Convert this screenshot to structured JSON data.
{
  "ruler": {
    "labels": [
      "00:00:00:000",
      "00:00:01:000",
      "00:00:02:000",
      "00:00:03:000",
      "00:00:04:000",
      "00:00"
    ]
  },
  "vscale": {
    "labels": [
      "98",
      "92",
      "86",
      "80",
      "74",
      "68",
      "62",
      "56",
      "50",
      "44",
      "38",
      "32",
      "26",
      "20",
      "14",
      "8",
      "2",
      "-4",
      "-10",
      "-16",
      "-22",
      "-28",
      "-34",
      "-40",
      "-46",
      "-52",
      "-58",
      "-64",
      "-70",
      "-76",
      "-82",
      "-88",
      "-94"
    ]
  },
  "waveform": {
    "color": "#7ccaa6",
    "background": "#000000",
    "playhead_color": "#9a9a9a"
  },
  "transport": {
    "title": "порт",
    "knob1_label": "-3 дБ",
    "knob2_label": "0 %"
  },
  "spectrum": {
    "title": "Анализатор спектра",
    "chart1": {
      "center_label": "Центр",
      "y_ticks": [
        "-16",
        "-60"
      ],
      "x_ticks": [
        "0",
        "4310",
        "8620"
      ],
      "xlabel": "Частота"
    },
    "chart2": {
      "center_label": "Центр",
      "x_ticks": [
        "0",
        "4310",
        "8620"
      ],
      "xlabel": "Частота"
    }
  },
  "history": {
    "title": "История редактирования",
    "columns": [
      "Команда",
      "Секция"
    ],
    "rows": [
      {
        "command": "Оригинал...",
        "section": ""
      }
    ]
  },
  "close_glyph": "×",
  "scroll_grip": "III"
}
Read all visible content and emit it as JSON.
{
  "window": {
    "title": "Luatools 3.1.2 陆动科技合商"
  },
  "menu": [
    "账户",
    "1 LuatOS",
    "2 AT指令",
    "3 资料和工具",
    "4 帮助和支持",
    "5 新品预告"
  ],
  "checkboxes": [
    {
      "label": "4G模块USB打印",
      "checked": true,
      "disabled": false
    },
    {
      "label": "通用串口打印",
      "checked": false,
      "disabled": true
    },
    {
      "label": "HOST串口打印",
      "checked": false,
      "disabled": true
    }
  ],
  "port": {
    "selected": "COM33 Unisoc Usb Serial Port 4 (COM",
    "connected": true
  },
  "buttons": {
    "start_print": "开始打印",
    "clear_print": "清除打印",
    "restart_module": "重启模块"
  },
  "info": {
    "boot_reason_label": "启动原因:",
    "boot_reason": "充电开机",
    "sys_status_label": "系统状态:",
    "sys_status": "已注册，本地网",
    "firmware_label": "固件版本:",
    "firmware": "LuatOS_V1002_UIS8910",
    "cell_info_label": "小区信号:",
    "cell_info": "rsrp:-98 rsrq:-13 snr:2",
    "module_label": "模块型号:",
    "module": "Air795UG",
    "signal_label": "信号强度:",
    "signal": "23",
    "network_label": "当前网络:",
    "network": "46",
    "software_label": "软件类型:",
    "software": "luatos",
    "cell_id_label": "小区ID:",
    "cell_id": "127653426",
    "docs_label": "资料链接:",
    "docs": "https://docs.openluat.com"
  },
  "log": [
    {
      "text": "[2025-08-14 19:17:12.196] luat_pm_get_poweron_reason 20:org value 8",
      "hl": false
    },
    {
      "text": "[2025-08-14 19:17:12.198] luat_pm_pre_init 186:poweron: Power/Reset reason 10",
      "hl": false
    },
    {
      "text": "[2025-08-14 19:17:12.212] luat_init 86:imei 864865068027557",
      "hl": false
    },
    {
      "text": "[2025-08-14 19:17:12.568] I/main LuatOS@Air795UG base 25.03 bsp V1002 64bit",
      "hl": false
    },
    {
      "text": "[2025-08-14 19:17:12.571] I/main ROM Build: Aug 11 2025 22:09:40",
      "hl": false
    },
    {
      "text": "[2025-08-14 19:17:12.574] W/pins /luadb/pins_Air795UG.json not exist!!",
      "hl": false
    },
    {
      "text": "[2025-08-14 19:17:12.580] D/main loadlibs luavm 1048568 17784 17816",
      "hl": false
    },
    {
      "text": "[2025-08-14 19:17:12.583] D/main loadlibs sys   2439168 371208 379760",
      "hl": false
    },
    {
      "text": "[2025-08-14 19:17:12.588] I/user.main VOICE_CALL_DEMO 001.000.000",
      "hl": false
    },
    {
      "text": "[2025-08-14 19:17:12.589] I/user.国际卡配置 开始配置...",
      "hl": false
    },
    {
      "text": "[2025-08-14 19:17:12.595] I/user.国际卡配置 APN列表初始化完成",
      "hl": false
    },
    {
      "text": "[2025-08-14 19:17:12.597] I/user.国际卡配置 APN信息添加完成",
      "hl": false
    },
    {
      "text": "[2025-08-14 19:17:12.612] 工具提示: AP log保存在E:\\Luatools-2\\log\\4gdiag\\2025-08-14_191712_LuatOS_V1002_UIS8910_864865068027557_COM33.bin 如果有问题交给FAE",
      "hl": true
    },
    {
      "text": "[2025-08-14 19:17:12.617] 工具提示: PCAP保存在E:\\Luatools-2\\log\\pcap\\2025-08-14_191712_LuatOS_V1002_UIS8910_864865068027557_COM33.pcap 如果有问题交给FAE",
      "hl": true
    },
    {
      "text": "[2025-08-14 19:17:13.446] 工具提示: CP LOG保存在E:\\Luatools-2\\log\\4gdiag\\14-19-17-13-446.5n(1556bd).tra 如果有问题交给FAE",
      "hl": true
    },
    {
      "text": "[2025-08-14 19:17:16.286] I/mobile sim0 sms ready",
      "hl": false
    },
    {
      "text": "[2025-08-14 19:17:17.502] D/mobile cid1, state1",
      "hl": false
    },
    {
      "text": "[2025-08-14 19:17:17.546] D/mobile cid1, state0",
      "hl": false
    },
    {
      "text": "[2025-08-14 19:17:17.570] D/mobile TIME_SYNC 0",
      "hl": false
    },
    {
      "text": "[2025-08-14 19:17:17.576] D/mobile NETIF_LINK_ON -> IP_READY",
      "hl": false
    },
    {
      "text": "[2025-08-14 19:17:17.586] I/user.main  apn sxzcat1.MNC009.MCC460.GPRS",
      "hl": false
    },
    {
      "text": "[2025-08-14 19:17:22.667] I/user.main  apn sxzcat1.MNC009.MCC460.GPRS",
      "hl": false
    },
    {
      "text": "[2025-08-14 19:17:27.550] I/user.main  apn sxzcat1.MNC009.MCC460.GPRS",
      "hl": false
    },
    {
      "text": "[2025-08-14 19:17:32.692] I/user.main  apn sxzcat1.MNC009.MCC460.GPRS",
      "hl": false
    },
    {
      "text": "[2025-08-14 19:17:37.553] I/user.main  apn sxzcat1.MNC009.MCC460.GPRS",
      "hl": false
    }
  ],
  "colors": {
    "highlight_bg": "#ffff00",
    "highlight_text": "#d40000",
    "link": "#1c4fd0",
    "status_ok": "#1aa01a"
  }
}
=-=-=-=-=
WRITTEN INSTRUCTION — Within the records, how many lines include "loadlibs"? The answer is the number and nothing else.

OUTPUT OF THE TASK — 2